*Work to do*.
A - Please list every username that appears with a post date in the forum thread about implying a romance between two male characters.
B - Go on with the forum thread about implying a romance between two male characters, picking up from its final line.

Really?   What about a story that implies it?  Would that tease the readers?   I have a scene in one of my books and after re-reading it it seems to imply a romantic setting between two male characters.  They are arch enemies but become friends by the end of the book and I don't want to get rid of the chapter because at some point they need to be alone to exchange intelligence.


----------



## shadowwalker (Dec 6, 2011)

Robdemanc said:


> Really?   What about a story that implies it?  Would that tease the readers?   I have a scene in one of my books and after re-reading it it seems to imply a romantic setting between two male characters.  They are arch enemies but become friends by the end of the book and I don't want to get rid of the chapter because at some point they need to be alone to exchange intelligence.



I don't see any problem with implying it. Certainly there are hetero relationships in books which are implied but never come to 'fruition' in the book itself. If nothing else, it allows the reader to carry it further in their imaginations, if they wish.


----------



## yingguoren (Dec 6, 2011)

Some people are gay. So yeah, a protagonist or antagonist could be gay just as they could be straight. I agree though that you should either make it relevant to the story or keep it subtle and matter of fact. Like 'this is my partner'. Okay, whatever, moving on!


----------



## Robdemanc (Dec 6, 2011)

shadowwalker said:


> I don't see any problem with implying it. Certainly there are hetero relationships in books which are implied but never come to 'fruition' in the book itself. If nothing else, it allows the reader to carry it further in their imaginations, if they wish.



I don't think its much of an issue really.  Its just that when I was going over it and came to this chapter I thought it was the only part in the story that could be deemed 'romantic' in terms of the setting.  The two characters are not gay anyway so its more of a moment of 'male bonding' perhaps.


----------



## SeverinR (Dec 6, 2011)

*Information supplied*.
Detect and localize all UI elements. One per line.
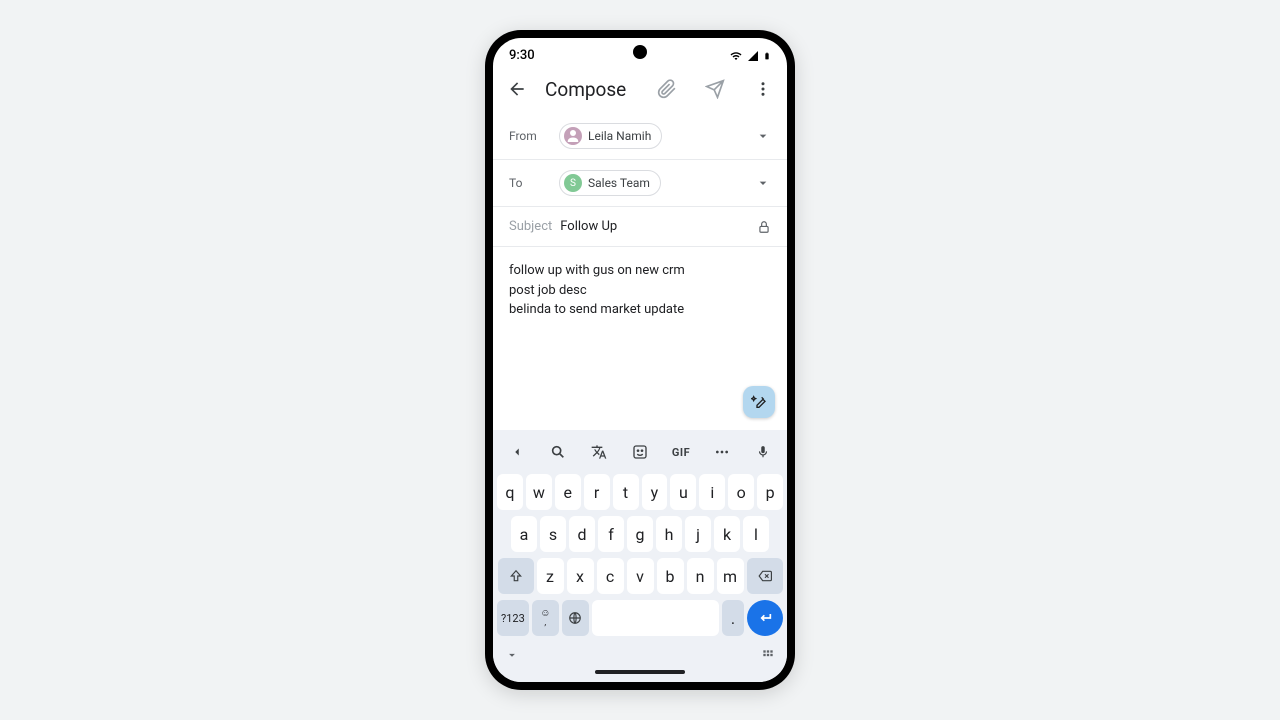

*Solved problems*.
A - shadowwalker, yingguoren, Robdemanc, SeverinR

B -
Robdemanc said:


> I don't want to get rid of the chapter because at some point they need to be alone to *exchange intelligence*.



Is that what they're calling it now?:rofl:

Wait they're not really gay?
Then its not a problem, you(the author) wrote something that some people might believe is something else, but it turns out not to be true.

Male bonding?  I don't know, with me there is a grand canyon between male bonding and gay lover.


----------



## Robdemanc (Dec 6, 2011)

SeverinR said:


> Is that what they're calling it now?:rofl:
> 
> Wait they're not really gay?
> Then its not a problem, you(the author) wrote something that some people might believe is something else, but it turns out not to be true.
> ...



LOL; It was this thread that reminded me of it for some reason.  They are sworn to secrecy about a project and the only chance they can talk about it is away from the research plant in a forest (it may get funnier now), one is chasing the other, they are enemies, but they are in danger in the forest and must stick together ;-)
this gives them a chance to exchange intelligence...:courage:


----------



## Offeiriad (Dec 6, 2011)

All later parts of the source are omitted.